• Aim
Which lines include the word "xlabel"? Copy each of them.

(Dataset excerpt)
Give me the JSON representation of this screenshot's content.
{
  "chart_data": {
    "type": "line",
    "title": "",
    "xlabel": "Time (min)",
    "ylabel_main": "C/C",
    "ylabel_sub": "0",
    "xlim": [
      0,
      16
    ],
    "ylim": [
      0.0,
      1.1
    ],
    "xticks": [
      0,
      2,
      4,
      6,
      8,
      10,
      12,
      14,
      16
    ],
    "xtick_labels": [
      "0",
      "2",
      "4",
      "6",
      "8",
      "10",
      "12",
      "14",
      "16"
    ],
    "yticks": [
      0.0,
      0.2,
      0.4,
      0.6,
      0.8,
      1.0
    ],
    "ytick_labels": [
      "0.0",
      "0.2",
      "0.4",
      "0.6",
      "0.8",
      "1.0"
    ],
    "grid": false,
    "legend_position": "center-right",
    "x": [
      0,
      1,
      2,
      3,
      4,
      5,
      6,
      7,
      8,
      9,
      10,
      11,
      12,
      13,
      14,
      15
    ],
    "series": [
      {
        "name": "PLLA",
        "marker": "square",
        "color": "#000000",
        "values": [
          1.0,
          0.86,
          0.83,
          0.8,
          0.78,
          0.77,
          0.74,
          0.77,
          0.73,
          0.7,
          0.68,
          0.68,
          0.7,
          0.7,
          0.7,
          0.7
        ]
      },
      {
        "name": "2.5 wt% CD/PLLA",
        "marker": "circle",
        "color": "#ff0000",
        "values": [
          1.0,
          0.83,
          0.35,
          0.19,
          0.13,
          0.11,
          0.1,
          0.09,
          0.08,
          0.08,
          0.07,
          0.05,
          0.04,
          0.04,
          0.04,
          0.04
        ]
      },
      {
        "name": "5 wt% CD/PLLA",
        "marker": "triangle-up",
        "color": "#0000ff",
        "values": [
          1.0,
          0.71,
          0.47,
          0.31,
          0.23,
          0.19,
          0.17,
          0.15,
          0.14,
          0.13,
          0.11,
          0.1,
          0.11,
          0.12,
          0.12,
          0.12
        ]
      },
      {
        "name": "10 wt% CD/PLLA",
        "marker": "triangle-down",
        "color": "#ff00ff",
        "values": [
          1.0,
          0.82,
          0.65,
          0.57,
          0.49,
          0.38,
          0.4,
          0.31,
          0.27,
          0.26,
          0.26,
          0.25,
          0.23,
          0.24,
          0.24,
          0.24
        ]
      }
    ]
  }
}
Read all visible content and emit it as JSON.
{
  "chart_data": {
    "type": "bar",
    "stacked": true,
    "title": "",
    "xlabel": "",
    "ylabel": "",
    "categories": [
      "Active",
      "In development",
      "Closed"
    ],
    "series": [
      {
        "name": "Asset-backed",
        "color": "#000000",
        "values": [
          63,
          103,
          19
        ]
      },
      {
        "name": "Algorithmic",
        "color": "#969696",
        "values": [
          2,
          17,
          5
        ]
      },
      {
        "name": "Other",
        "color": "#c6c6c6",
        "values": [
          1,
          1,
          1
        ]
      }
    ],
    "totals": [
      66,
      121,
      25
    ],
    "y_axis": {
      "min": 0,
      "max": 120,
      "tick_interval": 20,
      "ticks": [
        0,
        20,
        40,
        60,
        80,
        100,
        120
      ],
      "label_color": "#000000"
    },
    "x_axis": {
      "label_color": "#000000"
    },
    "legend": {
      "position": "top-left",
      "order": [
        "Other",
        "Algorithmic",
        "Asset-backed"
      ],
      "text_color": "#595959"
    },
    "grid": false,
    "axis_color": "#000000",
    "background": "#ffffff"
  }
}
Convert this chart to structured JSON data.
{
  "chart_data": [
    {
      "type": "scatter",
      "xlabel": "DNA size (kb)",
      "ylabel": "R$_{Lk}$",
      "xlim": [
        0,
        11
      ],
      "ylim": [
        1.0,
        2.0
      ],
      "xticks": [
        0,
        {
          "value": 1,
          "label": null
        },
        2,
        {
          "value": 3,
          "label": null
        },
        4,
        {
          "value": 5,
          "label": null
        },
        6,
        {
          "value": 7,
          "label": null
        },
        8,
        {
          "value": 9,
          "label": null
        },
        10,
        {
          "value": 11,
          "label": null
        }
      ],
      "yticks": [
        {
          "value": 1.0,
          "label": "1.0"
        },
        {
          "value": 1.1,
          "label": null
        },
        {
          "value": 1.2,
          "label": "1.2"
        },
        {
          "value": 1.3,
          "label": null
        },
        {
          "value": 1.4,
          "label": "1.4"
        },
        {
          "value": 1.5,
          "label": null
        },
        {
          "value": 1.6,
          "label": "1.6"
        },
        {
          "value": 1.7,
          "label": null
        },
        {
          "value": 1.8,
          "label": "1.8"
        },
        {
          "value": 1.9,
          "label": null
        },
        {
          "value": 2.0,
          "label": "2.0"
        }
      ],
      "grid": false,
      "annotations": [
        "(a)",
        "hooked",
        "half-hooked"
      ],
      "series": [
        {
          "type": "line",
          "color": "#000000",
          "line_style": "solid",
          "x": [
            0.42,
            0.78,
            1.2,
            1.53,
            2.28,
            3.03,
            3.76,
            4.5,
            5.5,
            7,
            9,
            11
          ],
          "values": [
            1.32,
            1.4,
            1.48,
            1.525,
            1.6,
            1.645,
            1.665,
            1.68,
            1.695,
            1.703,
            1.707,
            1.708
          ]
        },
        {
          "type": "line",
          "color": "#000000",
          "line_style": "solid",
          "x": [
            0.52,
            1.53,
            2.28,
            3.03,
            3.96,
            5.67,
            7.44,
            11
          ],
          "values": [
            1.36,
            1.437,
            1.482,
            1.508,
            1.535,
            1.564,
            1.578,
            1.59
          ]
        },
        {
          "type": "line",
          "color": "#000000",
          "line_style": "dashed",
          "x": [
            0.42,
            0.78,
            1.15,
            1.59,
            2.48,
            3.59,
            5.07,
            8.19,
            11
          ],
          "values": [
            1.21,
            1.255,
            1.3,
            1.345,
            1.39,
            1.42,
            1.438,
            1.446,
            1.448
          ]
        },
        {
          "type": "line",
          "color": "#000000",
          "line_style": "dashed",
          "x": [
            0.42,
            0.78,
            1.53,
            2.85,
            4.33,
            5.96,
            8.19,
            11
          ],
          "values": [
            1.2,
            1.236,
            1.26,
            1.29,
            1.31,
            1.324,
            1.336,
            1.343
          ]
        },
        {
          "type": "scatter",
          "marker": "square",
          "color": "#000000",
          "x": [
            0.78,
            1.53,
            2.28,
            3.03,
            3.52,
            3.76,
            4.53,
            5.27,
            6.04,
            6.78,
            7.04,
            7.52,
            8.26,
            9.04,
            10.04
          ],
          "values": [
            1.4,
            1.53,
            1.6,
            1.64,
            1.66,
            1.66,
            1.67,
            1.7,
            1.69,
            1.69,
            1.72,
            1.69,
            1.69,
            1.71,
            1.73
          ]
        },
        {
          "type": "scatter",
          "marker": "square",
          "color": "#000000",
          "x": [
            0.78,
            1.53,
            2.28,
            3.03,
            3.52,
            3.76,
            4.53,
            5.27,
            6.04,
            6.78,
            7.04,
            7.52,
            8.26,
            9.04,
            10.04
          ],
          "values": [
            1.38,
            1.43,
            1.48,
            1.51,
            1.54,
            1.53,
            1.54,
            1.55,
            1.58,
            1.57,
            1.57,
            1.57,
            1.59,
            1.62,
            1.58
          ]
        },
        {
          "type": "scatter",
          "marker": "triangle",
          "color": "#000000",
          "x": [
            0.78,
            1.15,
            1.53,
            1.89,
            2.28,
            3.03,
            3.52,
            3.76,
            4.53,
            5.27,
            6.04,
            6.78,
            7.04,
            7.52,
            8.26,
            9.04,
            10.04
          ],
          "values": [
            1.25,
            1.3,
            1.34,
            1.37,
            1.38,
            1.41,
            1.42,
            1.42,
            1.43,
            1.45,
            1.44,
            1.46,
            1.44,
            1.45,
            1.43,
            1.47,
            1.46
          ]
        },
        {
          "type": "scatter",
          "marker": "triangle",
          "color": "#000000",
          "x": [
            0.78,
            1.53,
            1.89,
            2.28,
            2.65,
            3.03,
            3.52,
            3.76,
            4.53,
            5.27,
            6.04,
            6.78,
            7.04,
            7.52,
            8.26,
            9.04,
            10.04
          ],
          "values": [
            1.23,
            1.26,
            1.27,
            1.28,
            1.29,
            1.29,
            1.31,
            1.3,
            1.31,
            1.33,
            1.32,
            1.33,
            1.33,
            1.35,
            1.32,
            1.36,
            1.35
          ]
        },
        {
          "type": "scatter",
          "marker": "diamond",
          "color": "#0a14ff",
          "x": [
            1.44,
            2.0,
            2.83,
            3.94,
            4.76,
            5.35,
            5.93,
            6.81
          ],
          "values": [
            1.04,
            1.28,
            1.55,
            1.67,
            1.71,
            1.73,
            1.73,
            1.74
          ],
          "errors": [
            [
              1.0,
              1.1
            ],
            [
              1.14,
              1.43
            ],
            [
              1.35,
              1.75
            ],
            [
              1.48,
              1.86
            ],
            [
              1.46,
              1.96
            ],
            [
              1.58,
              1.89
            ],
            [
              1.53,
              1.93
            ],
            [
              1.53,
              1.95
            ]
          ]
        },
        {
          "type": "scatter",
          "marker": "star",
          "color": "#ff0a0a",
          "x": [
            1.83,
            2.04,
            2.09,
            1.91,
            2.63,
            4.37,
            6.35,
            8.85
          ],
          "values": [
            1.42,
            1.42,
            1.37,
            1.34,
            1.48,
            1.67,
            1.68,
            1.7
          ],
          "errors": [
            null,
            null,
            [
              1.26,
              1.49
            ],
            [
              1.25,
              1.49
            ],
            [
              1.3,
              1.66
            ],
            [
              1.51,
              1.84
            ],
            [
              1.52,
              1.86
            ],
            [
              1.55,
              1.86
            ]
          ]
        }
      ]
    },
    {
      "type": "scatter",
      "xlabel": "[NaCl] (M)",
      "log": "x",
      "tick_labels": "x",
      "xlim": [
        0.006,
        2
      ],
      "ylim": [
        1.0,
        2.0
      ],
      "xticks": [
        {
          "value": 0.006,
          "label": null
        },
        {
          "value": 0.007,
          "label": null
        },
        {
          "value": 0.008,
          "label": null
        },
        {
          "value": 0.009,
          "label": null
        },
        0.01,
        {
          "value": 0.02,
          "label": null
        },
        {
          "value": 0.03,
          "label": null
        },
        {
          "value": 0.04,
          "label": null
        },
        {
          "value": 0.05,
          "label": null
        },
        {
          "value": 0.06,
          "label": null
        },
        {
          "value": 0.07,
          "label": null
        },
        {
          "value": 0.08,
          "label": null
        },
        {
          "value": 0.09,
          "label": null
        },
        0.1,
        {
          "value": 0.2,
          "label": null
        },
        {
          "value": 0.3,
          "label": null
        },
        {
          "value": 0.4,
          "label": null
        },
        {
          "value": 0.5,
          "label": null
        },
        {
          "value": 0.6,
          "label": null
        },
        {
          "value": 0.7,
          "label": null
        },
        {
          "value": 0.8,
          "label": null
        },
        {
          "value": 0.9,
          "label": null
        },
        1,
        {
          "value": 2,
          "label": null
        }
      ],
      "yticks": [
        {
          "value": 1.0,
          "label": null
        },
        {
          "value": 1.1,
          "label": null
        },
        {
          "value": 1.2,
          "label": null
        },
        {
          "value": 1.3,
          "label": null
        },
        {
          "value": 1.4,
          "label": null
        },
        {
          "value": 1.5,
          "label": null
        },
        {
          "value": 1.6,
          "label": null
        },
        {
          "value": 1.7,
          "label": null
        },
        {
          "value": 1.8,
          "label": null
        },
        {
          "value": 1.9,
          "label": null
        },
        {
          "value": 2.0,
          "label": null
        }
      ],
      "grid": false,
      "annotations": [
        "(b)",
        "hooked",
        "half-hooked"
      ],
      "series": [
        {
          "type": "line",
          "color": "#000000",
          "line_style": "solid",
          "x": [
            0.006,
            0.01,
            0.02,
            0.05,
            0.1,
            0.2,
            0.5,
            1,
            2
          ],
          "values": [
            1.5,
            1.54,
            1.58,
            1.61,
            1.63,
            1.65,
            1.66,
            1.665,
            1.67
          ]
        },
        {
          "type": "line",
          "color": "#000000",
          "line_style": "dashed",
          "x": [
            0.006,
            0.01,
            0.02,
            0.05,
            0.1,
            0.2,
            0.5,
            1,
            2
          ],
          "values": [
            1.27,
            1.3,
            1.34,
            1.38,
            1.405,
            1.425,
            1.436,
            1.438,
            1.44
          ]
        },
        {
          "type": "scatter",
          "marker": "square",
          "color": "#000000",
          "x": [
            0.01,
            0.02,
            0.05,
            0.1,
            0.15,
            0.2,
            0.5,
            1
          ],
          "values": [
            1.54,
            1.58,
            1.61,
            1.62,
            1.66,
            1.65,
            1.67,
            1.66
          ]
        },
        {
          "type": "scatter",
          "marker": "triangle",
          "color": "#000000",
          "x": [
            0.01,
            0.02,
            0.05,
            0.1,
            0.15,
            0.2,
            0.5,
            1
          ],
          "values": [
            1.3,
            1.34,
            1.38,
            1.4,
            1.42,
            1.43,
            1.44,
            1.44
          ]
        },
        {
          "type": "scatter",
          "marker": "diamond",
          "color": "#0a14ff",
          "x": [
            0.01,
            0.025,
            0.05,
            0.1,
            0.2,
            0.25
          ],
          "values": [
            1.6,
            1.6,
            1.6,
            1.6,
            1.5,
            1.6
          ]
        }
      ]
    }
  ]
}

• Response to this task
    "xlabel": "Time (min)",
    "xlabel": "",
      "xlabel": "DNA size (kb)",
      "xlabel": "[NaCl] (M)",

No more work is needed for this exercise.